====== MATERIAL FOR THE TASK ======
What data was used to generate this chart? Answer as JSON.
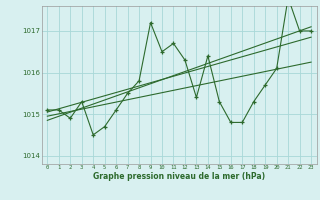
{
  "x": [
    0,
    1,
    2,
    3,
    4,
    5,
    6,
    7,
    8,
    9,
    10,
    11,
    12,
    13,
    14,
    15,
    16,
    17,
    18,
    19,
    20,
    21,
    22,
    23
  ],
  "main_series": [
    1015.1,
    1015.1,
    1014.9,
    1015.3,
    1014.5,
    1014.7,
    1015.1,
    1015.5,
    1015.8,
    1017.2,
    1016.5,
    1016.7,
    1016.3,
    1015.4,
    1016.4,
    1015.3,
    1014.8,
    1014.8,
    1015.3,
    1015.7,
    1016.1,
    1017.8,
    1017.0,
    1017.0
  ],
  "trend_line1_x": [
    0,
    23
  ],
  "trend_line1_y": [
    1015.05,
    1016.85
  ],
  "trend_line2_x": [
    0,
    23
  ],
  "trend_line2_y": [
    1014.85,
    1017.1
  ],
  "trend_line3_x": [
    0,
    23
  ],
  "trend_line3_y": [
    1014.95,
    1016.25
  ],
  "line_color": "#2d6a2d",
  "bg_color": "#d8f0f0",
  "grid_color": "#a8d8d8",
  "xlabel": "Graphe pression niveau de la mer (hPa)",
  "xlim": [
    -0.5,
    23.5
  ],
  "ylim": [
    1013.8,
    1017.6
  ],
  "yticks": [
    1014,
    1015,
    1016,
    1017
  ],
  "xticks": [
    0,
    1,
    2,
    3,
    4,
    5,
    6,
    7,
    8,
    9,
    10,
    11,
    12,
    13,
    14,
    15,
    16,
    17,
    18,
    19,
    20,
    21,
    22,
    23
  ]
}
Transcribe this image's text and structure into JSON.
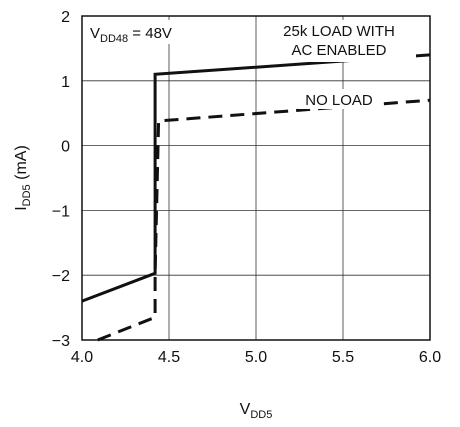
{
  "chart_data": {
    "type": "line",
    "xlabel": {
      "main": "V",
      "sub": "DD5"
    },
    "ylabel": {
      "main": "I",
      "sub": "DD5",
      "suffix": " (mA)"
    },
    "xlim": [
      4.0,
      6.0
    ],
    "ylim": [
      -3,
      2
    ],
    "x_ticks": [
      "4.0",
      "4.5",
      "5.0",
      "5.5",
      "6.0"
    ],
    "y_ticks": [
      "2",
      "1",
      "0",
      "−1",
      "−2",
      "−3"
    ],
    "grid": true,
    "series": [
      {
        "name": "25k LOAD WITH AC ENABLED",
        "style": "solid",
        "x": [
          4.0,
          4.42,
          4.42,
          4.42,
          6.0
        ],
        "y": [
          -2.4,
          -1.97,
          -1.97,
          1.1,
          1.4
        ]
      },
      {
        "name": "NO LOAD",
        "style": "dashed",
        "x": [
          4.09,
          4.42,
          4.42,
          4.44,
          6.0
        ],
        "y": [
          -3.0,
          -2.65,
          -1.97,
          0.38,
          0.7
        ]
      }
    ],
    "annotations": {
      "condition": {
        "main": "V",
        "sub": "DD48",
        "suffix": " = 48V"
      },
      "solid_label_line1": "25k LOAD WITH",
      "solid_label_line2": "AC ENABLED",
      "dashed_label": "NO LOAD"
    }
  }
}
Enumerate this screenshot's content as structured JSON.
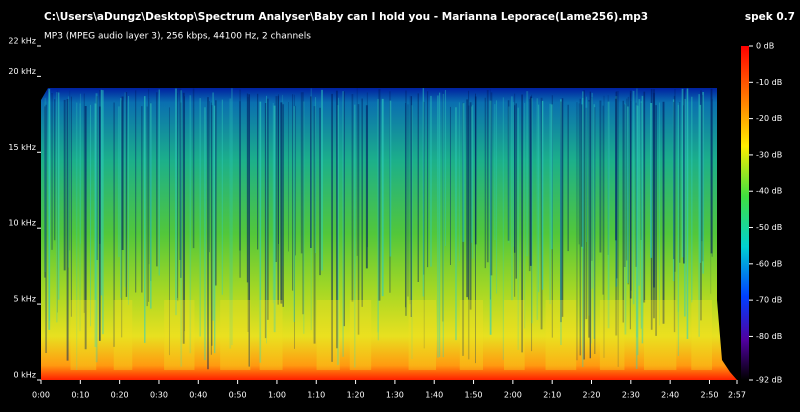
{
  "chart_data": {
    "type": "spectrogram",
    "title": "C:\\Users\\aDungz\\Desktop\\Spectrum Analyser\\Baby can I hold you - Marianna Leporace(Lame256).mp3",
    "subtitle": "MP3 (MPEG audio layer 3), 256 kbps, 44100 Hz, 2 channels",
    "app_label": "spek 0.7",
    "xlim": [
      0,
      177
    ],
    "xticks": [
      {
        "value": 0,
        "label": "0:00"
      },
      {
        "value": 10,
        "label": "0:10"
      },
      {
        "value": 20,
        "label": "0:20"
      },
      {
        "value": 30,
        "label": "0:30"
      },
      {
        "value": 40,
        "label": "0:40"
      },
      {
        "value": 50,
        "label": "0:50"
      },
      {
        "value": 60,
        "label": "1:00"
      },
      {
        "value": 70,
        "label": "1:10"
      },
      {
        "value": 80,
        "label": "1:20"
      },
      {
        "value": 90,
        "label": "1:30"
      },
      {
        "value": 100,
        "label": "1:40"
      },
      {
        "value": 110,
        "label": "1:50"
      },
      {
        "value": 120,
        "label": "2:00"
      },
      {
        "value": 130,
        "label": "2:10"
      },
      {
        "value": 140,
        "label": "2:20"
      },
      {
        "value": 150,
        "label": "2:30"
      },
      {
        "value": 160,
        "label": "2:40"
      },
      {
        "value": 170,
        "label": "2:50"
      },
      {
        "value": 177,
        "label": "2:57"
      }
    ],
    "ylim": [
      0,
      22
    ],
    "yticks": [
      {
        "value": 0,
        "label": "0 kHz"
      },
      {
        "value": 5,
        "label": "5 kHz"
      },
      {
        "value": 10,
        "label": "10 kHz"
      },
      {
        "value": 15,
        "label": "15 kHz"
      },
      {
        "value": 20,
        "label": "20 kHz"
      },
      {
        "value": 22,
        "label": "22 kHz"
      }
    ],
    "zlim": [
      -92,
      0
    ],
    "zticks": [
      {
        "value": 0,
        "label": "0 dB"
      },
      {
        "value": -10,
        "label": "-10 dB"
      },
      {
        "value": -20,
        "label": "-20 dB"
      },
      {
        "value": -30,
        "label": "-30 dB"
      },
      {
        "value": -40,
        "label": "-40 dB"
      },
      {
        "value": -50,
        "label": "-50 dB"
      },
      {
        "value": -60,
        "label": "-60 dB"
      },
      {
        "value": -70,
        "label": "-70 dB"
      },
      {
        "value": -80,
        "label": "-80 dB"
      },
      {
        "value": -92,
        "label": "-92 dB"
      }
    ]
  }
}
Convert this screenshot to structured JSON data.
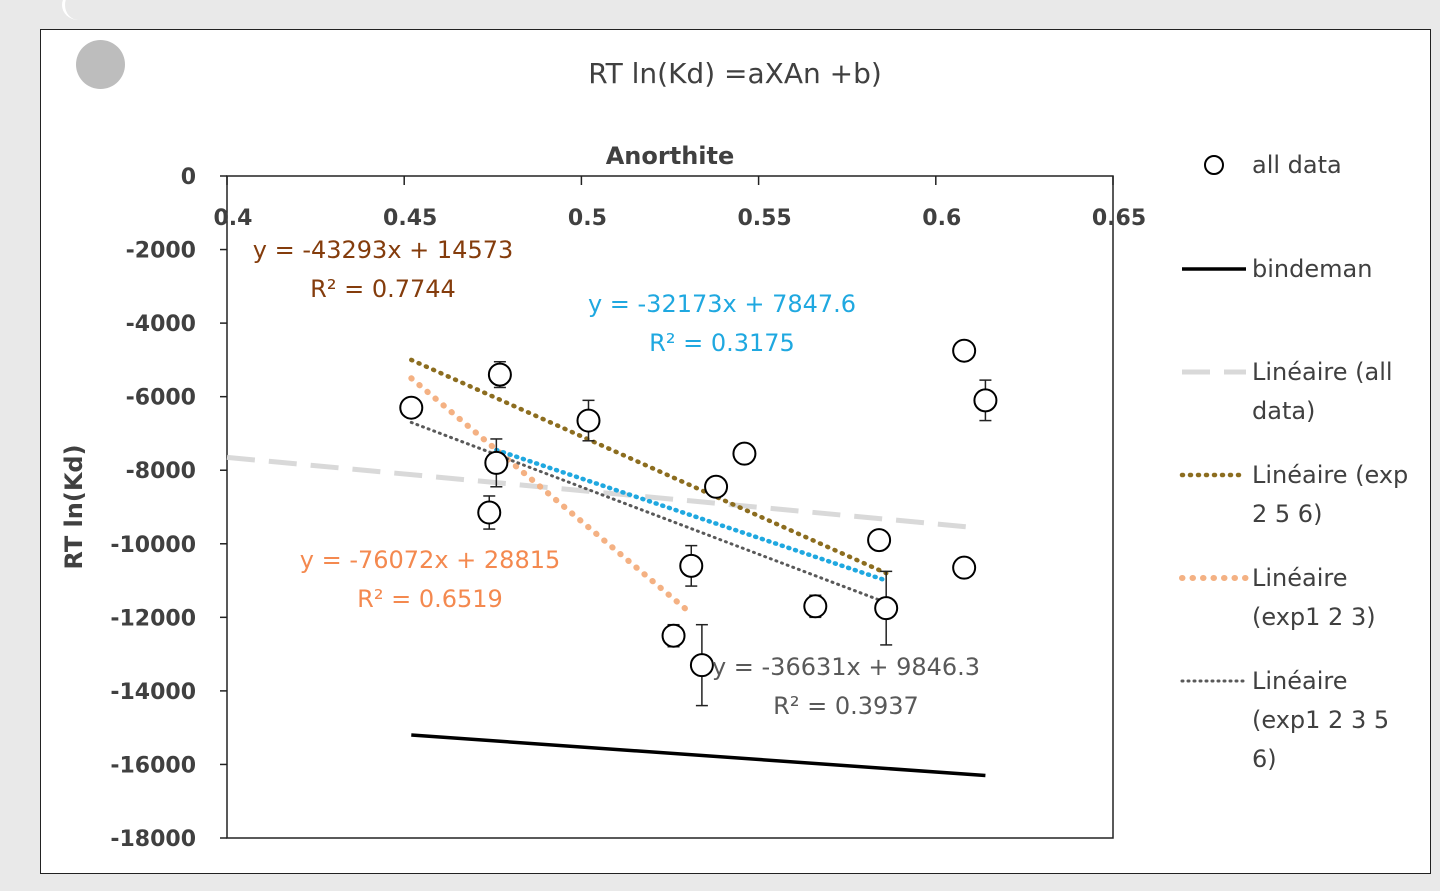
{
  "chart_data": {
    "type": "scatter",
    "title": "RT ln(Kd) =aXAn +b)",
    "xlabel": "Anorthite",
    "ylabel": "RT ln(Kd)",
    "xlim": [
      0.4,
      0.65
    ],
    "ylim": [
      -18000,
      0
    ],
    "x_ticks": [
      "0.4",
      "0.45",
      "0.5",
      "0.55",
      "0.6",
      "0.65"
    ],
    "y_ticks": [
      "0",
      "-2000",
      "-4000",
      "-6000",
      "-8000",
      "-10000",
      "-12000",
      "-14000",
      "-16000",
      "-18000"
    ],
    "x_axis_position": "top",
    "grid": false,
    "legend_position": "right",
    "points": [
      {
        "x": 0.452,
        "y": -6300,
        "err": 0
      },
      {
        "x": 0.474,
        "y": -9150,
        "err": 450
      },
      {
        "x": 0.476,
        "y": -7800,
        "err": 650
      },
      {
        "x": 0.477,
        "y": -5400,
        "err": 350
      },
      {
        "x": 0.502,
        "y": -6650,
        "err": 550
      },
      {
        "x": 0.526,
        "y": -12500,
        "err": 300
      },
      {
        "x": 0.531,
        "y": -10600,
        "err": 550
      },
      {
        "x": 0.534,
        "y": -13300,
        "err": 1100
      },
      {
        "x": 0.538,
        "y": -8450,
        "err": 0
      },
      {
        "x": 0.546,
        "y": -7550,
        "err": 0
      },
      {
        "x": 0.566,
        "y": -11700,
        "err": 300
      },
      {
        "x": 0.584,
        "y": -9900,
        "err": 0
      },
      {
        "x": 0.586,
        "y": -11750,
        "err": 1000
      },
      {
        "x": 0.608,
        "y": -4750,
        "err": 0
      },
      {
        "x": 0.608,
        "y": -10650,
        "err": 0
      },
      {
        "x": 0.614,
        "y": -6100,
        "err": 550
      }
    ],
    "series": [
      {
        "name": "all data",
        "style": "circle",
        "color": "#000000"
      },
      {
        "name": "bindeman",
        "style": "solid",
        "color": "#000000",
        "x": [
          0.452,
          0.614
        ],
        "y": [
          -15200,
          -16300
        ]
      },
      {
        "name": "Linéaire (all data)",
        "style": "dash",
        "color": "#d9d9d9",
        "x": [
          0.4,
          0.61
        ],
        "y": [
          -7650,
          -9550
        ]
      },
      {
        "name": "Linéaire (exp 2 5 6)",
        "style": "dotted",
        "color": "#8c6d1f",
        "x": [
          0.452,
          0.586
        ],
        "y": [
          -5000,
          -10800
        ]
      },
      {
        "name": "Linéaire (exp1 2 3)",
        "style": "dotted-round",
        "color": "#f4b183",
        "x": [
          0.452,
          0.531
        ],
        "y": [
          -5500,
          -11900
        ]
      },
      {
        "name": "Linéaire (exp1 2 3 5 6)",
        "style": "dotted-fine",
        "color": "#595959",
        "x": [
          0.452,
          0.586
        ],
        "y": [
          -6700,
          -11600
        ]
      },
      {
        "name": "",
        "style": "dotted-blue",
        "color": "#1fa8e0",
        "x": [
          0.476,
          0.586
        ],
        "y": [
          -7450,
          -11000
        ]
      }
    ],
    "equations": [
      {
        "eq": "y = -43293x + 14573",
        "r2": "R² = 0.7744",
        "color": "#843c0c"
      },
      {
        "eq": "y = -32173x + 7847.6",
        "r2": "R² = 0.3175",
        "color": "#1fa8e0"
      },
      {
        "eq": "y = -76072x + 28815",
        "r2": "R² = 0.6519",
        "color": "#f4894f"
      },
      {
        "eq": "y = -36631x + 9846.3",
        "r2": "R² = 0.3937",
        "color": "#595959"
      }
    ],
    "legend_lines": [
      [
        "all data"
      ],
      [
        "bindeman"
      ],
      [
        "Linéaire (all",
        "data)"
      ],
      [
        "Linéaire (exp",
        "2 5 6)"
      ],
      [
        "Linéaire",
        "(exp1 2 3)"
      ],
      [
        "Linéaire",
        "(exp1 2 3 5",
        "6)"
      ]
    ]
  }
}
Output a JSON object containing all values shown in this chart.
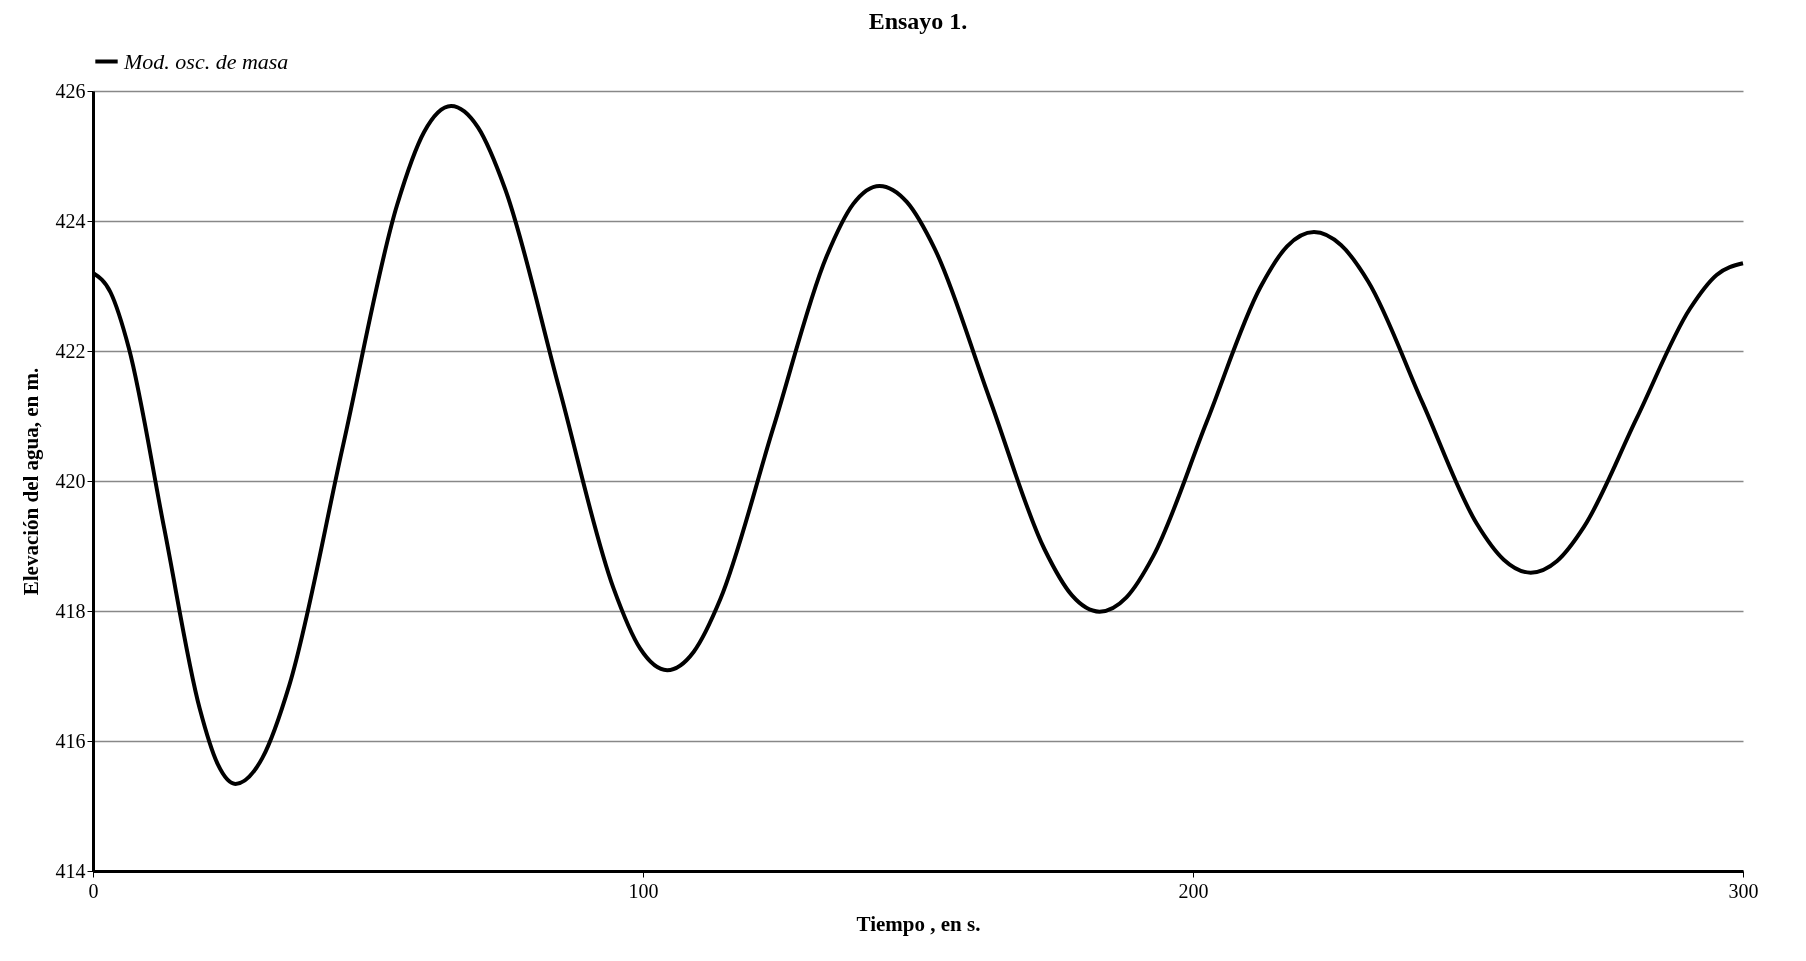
======
GIVEN EXERCISE
Extract all lines of the records above that include "Linéaire".

FINAL RESULT
        "name": "Linéaire (all data)",
        "name": "Linéaire (exp 2 5 6)",
        "name": "Linéaire (exp1 2 3)",
        "name": "Linéaire (exp1 2 3 5 6)",
        "Linéaire (all",
        "Linéaire (exp",
        "Linéaire",
        "Linéaire",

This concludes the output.